Task description » Locate all lines in the data below that hold "this" and show them.

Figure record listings
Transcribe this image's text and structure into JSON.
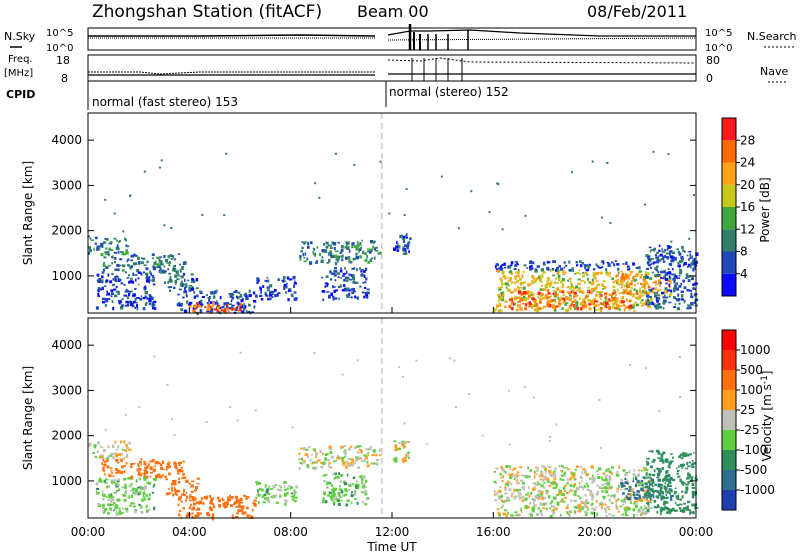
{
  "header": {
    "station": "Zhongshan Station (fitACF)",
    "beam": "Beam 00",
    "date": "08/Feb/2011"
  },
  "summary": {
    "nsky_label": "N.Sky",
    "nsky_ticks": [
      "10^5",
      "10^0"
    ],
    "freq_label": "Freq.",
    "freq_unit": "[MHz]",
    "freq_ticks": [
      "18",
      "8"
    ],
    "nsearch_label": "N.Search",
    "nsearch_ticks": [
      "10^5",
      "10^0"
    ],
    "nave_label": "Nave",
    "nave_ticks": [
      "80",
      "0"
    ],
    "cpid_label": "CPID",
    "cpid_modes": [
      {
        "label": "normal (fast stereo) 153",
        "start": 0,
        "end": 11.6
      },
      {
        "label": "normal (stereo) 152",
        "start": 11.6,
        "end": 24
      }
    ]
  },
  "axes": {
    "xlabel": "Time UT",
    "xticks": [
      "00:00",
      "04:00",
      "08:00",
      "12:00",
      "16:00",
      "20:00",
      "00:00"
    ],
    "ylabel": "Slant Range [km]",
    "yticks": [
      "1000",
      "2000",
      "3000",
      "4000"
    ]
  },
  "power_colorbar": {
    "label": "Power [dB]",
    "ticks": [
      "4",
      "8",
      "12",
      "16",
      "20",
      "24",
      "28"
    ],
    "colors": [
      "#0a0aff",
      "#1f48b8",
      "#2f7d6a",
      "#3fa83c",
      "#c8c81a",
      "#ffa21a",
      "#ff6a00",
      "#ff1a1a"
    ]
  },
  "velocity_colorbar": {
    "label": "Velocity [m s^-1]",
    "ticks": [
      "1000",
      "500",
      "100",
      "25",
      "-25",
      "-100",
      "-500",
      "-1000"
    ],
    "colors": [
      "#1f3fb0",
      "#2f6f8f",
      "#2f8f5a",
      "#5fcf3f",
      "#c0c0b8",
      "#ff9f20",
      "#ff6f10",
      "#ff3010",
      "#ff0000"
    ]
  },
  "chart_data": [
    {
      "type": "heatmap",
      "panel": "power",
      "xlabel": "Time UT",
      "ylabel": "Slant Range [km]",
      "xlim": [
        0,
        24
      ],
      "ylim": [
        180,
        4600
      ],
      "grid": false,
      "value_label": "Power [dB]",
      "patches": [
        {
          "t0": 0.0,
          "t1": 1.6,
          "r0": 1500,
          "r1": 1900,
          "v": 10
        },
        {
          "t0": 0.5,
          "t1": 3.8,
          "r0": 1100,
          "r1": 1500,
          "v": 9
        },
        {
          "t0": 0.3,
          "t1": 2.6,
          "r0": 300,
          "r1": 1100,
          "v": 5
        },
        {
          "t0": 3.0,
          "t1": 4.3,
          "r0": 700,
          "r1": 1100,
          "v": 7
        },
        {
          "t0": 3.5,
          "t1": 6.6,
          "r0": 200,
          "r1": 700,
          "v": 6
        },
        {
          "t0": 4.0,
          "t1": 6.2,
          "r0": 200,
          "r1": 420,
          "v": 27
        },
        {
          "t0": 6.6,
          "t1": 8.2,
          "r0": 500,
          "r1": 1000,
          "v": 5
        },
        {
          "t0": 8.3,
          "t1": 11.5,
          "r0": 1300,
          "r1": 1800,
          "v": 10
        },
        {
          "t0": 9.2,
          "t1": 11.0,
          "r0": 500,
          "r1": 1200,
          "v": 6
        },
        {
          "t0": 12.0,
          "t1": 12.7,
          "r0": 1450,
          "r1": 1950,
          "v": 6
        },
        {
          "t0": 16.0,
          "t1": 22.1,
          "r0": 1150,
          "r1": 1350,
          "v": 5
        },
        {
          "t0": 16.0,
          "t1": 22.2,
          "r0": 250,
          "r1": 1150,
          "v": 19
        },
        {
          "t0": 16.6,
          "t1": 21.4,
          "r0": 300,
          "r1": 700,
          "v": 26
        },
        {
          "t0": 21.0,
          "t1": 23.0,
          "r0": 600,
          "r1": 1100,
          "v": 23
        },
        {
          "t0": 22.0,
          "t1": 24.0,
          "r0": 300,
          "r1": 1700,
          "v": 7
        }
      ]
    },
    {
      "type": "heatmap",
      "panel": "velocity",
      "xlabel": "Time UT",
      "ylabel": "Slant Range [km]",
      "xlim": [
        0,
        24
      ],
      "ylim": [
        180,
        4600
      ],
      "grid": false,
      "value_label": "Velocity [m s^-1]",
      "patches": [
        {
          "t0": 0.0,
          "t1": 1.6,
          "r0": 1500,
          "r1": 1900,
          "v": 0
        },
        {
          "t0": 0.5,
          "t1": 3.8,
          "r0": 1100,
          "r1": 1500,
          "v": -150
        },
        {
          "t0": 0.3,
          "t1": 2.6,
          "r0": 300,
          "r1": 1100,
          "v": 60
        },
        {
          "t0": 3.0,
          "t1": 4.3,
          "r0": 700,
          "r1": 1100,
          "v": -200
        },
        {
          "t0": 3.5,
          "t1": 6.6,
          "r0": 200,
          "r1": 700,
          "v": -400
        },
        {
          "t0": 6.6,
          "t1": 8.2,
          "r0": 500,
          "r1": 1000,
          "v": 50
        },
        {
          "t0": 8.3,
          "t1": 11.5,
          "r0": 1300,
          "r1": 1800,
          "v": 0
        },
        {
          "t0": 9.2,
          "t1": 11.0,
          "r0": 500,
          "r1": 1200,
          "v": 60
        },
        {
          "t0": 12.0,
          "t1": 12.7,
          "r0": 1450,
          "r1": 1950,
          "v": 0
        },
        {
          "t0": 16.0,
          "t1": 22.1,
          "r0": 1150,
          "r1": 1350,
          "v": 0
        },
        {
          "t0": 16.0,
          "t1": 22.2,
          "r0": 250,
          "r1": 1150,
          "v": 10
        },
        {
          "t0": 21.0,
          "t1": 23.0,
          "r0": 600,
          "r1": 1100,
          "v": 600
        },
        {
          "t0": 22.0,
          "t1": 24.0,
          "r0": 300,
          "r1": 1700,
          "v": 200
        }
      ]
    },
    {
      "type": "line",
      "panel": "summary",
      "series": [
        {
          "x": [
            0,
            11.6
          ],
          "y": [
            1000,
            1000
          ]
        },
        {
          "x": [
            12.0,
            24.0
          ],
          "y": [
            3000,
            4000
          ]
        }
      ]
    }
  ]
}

--

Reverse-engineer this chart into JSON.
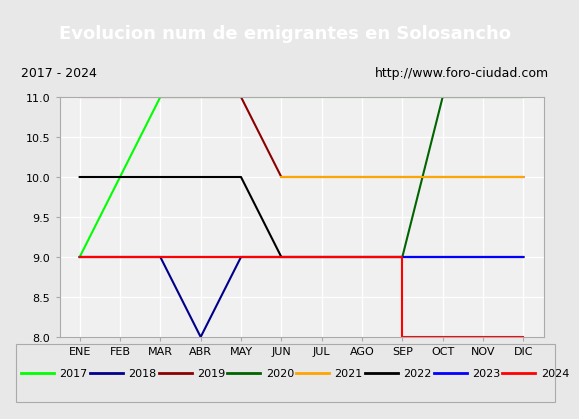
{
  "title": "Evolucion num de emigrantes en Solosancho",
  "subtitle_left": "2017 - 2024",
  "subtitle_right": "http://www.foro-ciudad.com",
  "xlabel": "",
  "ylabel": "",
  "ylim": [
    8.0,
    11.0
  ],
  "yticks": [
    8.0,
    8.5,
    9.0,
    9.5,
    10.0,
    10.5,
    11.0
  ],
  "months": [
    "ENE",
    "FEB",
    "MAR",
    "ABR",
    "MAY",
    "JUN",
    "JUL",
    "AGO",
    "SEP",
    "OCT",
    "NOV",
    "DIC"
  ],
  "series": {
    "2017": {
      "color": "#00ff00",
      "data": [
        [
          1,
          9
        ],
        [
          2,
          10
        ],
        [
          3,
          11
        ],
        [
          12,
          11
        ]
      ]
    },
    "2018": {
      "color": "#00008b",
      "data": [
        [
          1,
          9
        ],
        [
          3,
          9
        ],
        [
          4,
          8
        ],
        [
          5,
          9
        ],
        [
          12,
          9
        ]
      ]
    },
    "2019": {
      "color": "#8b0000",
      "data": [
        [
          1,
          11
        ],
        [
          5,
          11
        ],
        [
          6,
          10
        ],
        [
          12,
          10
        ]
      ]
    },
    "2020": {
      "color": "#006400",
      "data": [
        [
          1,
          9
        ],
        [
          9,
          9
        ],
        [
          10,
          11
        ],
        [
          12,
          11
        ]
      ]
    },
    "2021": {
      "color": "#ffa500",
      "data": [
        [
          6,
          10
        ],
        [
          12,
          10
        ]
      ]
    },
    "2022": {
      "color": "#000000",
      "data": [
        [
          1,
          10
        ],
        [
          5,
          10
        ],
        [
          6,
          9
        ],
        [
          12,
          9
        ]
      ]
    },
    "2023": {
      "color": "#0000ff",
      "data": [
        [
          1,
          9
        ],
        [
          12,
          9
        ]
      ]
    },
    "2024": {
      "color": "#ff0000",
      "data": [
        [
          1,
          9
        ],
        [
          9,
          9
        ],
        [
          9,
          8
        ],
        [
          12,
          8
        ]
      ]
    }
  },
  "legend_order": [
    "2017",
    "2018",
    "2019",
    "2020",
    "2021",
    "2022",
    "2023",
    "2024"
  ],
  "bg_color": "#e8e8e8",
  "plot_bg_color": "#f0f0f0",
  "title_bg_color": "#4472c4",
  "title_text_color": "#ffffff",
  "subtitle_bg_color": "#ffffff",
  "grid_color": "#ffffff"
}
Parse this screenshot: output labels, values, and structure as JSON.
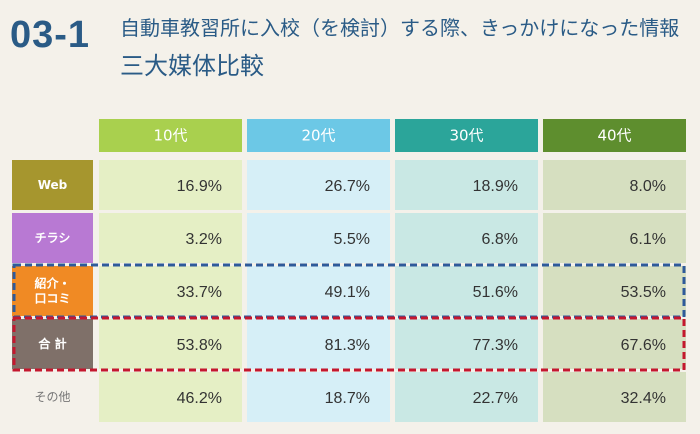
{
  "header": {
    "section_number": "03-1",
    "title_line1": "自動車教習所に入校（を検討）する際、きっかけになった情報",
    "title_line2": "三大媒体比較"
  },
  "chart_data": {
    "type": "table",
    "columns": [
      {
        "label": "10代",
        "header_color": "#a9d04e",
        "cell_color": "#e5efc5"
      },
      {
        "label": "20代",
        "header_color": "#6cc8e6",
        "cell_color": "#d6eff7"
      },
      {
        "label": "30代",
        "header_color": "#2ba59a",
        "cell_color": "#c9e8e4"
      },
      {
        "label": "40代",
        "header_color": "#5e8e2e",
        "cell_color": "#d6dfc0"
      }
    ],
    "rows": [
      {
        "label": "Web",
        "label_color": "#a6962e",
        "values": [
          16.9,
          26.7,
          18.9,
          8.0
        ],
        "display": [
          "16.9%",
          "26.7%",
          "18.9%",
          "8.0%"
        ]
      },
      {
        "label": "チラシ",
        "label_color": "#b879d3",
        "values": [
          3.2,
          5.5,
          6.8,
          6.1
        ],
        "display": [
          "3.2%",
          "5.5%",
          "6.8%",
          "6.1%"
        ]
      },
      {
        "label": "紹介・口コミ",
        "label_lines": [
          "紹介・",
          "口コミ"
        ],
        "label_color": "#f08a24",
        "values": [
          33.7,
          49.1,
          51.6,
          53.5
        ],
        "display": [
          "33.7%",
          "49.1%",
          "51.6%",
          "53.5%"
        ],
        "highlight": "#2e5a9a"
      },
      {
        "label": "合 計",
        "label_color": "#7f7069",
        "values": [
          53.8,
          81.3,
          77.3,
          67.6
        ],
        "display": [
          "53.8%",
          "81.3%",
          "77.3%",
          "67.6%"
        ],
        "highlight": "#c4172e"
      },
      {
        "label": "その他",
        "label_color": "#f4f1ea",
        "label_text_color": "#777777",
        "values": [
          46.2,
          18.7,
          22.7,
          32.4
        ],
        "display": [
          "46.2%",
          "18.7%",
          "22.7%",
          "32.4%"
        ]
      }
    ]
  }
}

---

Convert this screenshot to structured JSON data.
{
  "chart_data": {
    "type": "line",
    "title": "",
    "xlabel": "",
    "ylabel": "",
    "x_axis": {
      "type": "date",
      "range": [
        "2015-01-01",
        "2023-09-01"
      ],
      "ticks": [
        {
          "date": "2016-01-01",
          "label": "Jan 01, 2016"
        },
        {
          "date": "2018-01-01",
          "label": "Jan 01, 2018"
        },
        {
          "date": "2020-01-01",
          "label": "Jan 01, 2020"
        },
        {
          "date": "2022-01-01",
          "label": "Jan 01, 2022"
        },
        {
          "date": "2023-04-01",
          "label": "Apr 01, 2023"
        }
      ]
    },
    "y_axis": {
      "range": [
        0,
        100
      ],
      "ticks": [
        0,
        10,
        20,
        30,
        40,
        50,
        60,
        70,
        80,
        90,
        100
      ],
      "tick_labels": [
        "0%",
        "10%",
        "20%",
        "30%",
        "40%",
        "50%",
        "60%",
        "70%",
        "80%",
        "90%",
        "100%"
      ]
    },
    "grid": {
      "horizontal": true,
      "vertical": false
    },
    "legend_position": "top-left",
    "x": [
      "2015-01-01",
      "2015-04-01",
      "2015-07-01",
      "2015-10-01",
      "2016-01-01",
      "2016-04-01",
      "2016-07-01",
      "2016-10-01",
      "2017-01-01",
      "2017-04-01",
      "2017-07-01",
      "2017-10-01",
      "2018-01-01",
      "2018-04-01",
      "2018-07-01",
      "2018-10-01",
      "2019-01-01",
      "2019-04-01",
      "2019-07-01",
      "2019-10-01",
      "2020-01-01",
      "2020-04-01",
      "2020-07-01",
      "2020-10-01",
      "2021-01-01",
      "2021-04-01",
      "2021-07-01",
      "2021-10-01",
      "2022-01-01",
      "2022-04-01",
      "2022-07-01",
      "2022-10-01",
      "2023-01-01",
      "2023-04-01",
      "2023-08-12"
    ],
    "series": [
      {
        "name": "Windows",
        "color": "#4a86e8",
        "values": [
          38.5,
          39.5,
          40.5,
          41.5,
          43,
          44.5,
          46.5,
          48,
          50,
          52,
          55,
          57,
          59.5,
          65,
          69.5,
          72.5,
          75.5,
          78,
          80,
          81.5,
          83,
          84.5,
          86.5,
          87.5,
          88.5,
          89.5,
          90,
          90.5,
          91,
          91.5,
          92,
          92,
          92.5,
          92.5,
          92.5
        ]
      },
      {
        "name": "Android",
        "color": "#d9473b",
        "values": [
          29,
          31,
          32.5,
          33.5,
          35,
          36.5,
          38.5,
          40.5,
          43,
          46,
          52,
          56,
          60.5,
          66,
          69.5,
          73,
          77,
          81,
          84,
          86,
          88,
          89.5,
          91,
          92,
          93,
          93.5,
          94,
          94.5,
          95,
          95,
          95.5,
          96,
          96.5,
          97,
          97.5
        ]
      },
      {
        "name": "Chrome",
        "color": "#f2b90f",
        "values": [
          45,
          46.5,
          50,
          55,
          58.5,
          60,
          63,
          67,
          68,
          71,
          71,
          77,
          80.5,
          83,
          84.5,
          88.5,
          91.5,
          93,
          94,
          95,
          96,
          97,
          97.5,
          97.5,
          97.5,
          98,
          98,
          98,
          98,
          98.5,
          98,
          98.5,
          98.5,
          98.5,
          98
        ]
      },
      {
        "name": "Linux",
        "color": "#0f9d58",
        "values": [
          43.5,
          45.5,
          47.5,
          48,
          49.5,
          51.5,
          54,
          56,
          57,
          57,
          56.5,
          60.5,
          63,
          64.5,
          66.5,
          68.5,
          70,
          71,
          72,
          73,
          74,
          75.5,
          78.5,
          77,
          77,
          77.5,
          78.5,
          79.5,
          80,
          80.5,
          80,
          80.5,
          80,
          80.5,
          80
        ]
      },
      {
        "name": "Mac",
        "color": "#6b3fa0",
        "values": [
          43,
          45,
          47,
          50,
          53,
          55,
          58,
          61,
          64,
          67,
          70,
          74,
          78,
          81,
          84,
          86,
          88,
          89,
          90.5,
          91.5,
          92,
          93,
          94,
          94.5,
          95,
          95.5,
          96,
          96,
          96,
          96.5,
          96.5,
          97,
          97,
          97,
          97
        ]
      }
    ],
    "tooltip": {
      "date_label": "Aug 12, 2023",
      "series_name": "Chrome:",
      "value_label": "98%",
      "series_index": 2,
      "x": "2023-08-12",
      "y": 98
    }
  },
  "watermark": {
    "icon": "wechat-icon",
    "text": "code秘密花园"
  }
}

Finished task »
Transcribe this image's text and structure into JSON.
Reverse-engineer this chart into JSON.
Parse this screenshot: output labels, values, and structure as JSON.
Convert this screenshot to structured JSON data.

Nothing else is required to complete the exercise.